● **Direction**
Take each line that has the word "nPanhandle" and return it.

● **Rows**
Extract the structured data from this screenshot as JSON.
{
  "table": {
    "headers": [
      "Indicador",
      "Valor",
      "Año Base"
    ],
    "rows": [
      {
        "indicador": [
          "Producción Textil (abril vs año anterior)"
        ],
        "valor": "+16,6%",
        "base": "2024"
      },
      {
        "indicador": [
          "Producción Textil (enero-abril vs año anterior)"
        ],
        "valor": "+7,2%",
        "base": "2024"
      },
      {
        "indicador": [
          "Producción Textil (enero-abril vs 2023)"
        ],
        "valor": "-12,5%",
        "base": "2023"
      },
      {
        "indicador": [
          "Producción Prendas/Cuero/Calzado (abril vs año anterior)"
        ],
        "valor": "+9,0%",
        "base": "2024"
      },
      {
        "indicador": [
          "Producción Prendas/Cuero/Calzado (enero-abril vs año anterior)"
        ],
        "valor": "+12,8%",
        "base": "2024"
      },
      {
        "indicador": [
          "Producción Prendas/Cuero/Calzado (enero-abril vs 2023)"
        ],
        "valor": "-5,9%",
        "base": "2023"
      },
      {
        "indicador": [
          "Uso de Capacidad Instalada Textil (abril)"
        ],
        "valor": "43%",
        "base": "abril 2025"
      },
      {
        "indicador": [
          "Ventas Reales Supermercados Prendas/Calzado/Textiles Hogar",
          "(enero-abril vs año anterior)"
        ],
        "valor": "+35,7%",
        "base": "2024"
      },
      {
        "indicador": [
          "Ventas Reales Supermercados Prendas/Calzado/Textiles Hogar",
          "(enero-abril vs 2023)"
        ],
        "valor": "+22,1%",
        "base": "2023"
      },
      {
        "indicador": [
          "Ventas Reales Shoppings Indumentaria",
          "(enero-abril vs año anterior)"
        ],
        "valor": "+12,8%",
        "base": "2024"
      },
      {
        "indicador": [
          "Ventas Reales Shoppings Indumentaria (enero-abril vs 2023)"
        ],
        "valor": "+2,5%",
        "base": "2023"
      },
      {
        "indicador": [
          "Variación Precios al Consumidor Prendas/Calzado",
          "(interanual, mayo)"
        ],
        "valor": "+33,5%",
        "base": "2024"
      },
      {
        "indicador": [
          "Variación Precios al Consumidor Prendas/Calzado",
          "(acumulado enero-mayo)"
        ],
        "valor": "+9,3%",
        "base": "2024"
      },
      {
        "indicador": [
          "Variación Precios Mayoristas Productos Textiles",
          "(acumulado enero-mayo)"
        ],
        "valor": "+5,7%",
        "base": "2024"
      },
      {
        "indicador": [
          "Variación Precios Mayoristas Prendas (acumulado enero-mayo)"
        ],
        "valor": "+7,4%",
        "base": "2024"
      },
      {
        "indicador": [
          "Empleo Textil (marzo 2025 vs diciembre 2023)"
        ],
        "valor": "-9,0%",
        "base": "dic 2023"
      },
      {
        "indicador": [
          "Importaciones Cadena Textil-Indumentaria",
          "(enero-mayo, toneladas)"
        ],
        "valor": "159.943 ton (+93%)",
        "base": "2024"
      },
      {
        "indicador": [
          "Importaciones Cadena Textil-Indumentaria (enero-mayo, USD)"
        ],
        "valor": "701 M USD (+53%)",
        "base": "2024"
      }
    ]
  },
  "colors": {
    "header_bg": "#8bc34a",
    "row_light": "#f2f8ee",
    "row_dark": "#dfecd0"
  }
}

==

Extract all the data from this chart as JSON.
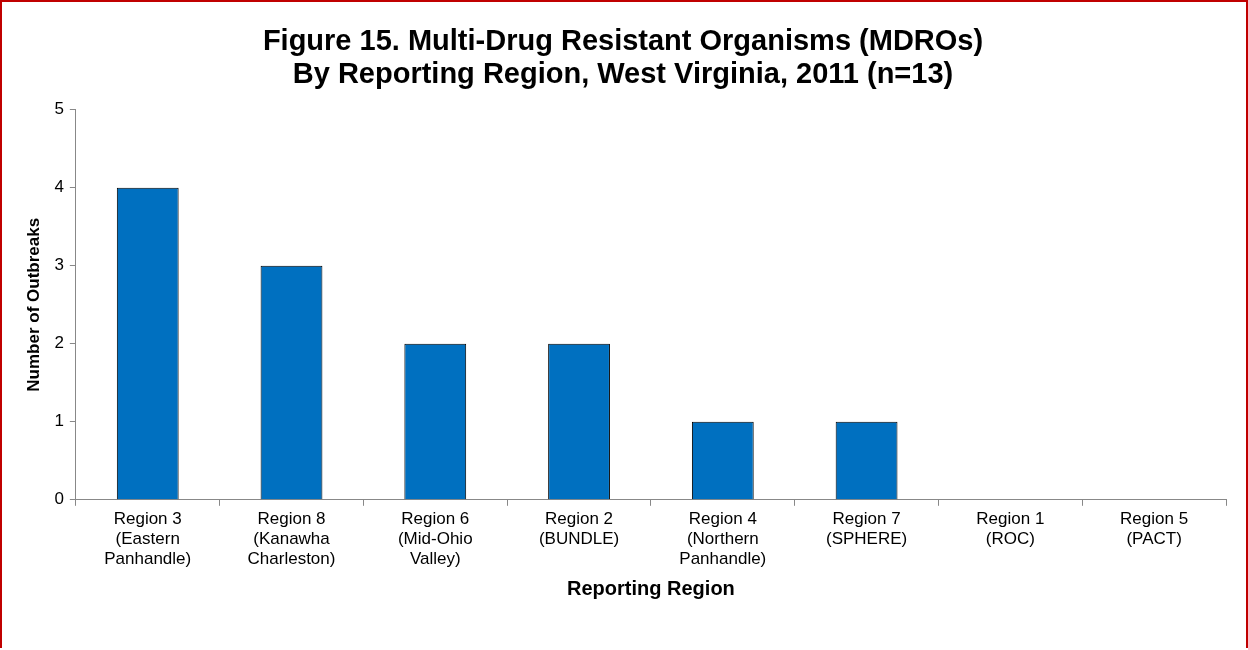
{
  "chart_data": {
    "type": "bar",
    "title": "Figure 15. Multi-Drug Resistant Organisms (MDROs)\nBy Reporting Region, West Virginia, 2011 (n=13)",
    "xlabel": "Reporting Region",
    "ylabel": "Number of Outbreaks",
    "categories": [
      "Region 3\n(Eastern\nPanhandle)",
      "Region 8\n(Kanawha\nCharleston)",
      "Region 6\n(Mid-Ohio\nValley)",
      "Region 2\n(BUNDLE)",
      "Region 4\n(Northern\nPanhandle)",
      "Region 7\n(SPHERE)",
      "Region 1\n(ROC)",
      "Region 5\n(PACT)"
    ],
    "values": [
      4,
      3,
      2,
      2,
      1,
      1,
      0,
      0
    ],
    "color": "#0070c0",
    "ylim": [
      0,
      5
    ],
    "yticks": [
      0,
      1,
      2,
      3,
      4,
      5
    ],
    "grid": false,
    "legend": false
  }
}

● **Response to this task**
      "Region 3\n(Eastern\nPanhandle)",
      "Region 4\n(Northern\nPanhandle)",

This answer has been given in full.